● **THE TASK**
In the material below, find how many lines contain the string "dimension". Write only that number.
%%
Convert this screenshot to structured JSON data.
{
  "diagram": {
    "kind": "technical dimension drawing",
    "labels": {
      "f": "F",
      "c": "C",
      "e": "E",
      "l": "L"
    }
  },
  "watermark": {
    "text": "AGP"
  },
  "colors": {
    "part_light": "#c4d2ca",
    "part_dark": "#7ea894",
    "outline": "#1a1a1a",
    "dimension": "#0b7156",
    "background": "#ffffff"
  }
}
%%
● **SOLUTION**
2